▶ _TASK TO CARRY OUT_
Give the records back in full, exactly as they read.

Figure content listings
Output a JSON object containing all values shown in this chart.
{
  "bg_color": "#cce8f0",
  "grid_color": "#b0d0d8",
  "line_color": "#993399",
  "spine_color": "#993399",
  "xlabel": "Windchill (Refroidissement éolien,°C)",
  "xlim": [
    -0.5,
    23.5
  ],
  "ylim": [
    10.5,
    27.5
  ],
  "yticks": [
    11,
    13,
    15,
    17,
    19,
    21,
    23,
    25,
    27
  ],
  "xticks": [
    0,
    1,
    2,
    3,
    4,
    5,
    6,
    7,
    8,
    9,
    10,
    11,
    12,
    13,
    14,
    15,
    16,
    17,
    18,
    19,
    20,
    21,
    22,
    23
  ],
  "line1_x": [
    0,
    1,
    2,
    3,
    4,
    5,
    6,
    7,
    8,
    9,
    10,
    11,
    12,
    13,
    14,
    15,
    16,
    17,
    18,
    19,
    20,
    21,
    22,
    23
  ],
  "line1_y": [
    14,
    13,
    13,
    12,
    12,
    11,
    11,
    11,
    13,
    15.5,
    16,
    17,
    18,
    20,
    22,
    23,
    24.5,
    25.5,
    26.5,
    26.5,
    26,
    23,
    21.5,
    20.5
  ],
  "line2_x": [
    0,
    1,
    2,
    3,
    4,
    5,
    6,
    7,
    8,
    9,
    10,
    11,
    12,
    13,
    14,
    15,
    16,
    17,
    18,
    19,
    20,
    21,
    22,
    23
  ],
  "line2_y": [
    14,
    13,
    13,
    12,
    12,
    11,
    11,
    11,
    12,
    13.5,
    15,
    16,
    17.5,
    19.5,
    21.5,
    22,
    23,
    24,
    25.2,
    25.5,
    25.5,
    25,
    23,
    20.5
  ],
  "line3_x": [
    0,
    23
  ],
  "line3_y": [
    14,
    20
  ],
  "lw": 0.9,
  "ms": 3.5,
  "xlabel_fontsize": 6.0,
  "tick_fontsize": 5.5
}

▶ _SOLUTION FOR THIS EXERCISE_
Output a JSON object containing all values shown in this chart.
{
  "bg_color": "#cce8f0",
  "grid_color": "#b0d0d8",
  "line_color": "#993399",
  "spine_color": "#993399",
  "xlabel": "Windchill (Refroidissement éolien,°C)",
  "xlim": [
    -0.5,
    23.5
  ],
  "ylim": [
    10.5,
    27.5
  ],
  "yticks": [
    11,
    13,
    15,
    17,
    19,
    21,
    23,
    25,
    27
  ],
  "xticks": [
    0,
    1,
    2,
    3,
    4,
    5,
    6,
    7,
    8,
    9,
    10,
    11,
    12,
    13,
    14,
    15,
    16,
    17,
    18,
    19,
    20,
    21,
    22,
    23
  ],
  "line1_x": [
    0,
    1,
    2,
    3,
    4,
    5,
    6,
    7,
    8,
    9,
    10,
    11,
    12,
    13,
    14,
    15,
    16,
    17,
    18,
    19,
    20,
    21,
    22,
    23
  ],
  "line1_y": [
    14,
    13,
    13,
    12,
    12,
    11,
    11,
    11,
    13,
    15.5,
    16,
    17,
    18,
    20,
    22,
    23,
    24.5,
    25.5,
    26.5,
    26.5,
    26,
    23,
    21.5,
    20.5
  ],
  "line2_x": [
    0,
    1,
    2,
    3,
    4,
    5,
    6,
    7,
    8,
    9,
    10,
    11,
    12,
    13,
    14,
    15,
    16,
    17,
    18,
    19,
    20,
    21,
    22,
    23
  ],
  "line2_y": [
    14,
    13,
    13,
    12,
    12,
    11,
    11,
    11,
    12,
    13.5,
    15,
    16,
    17.5,
    19.5,
    21.5,
    22,
    23,
    24,
    25.2,
    25.5,
    25.5,
    25,
    23,
    20.5
  ],
  "line3_x": [
    0,
    23
  ],
  "line3_y": [
    14,
    20
  ],
  "lw": 0.9,
  "ms": 3.5,
  "xlabel_fontsize": 6.0,
  "tick_fontsize": 5.5
}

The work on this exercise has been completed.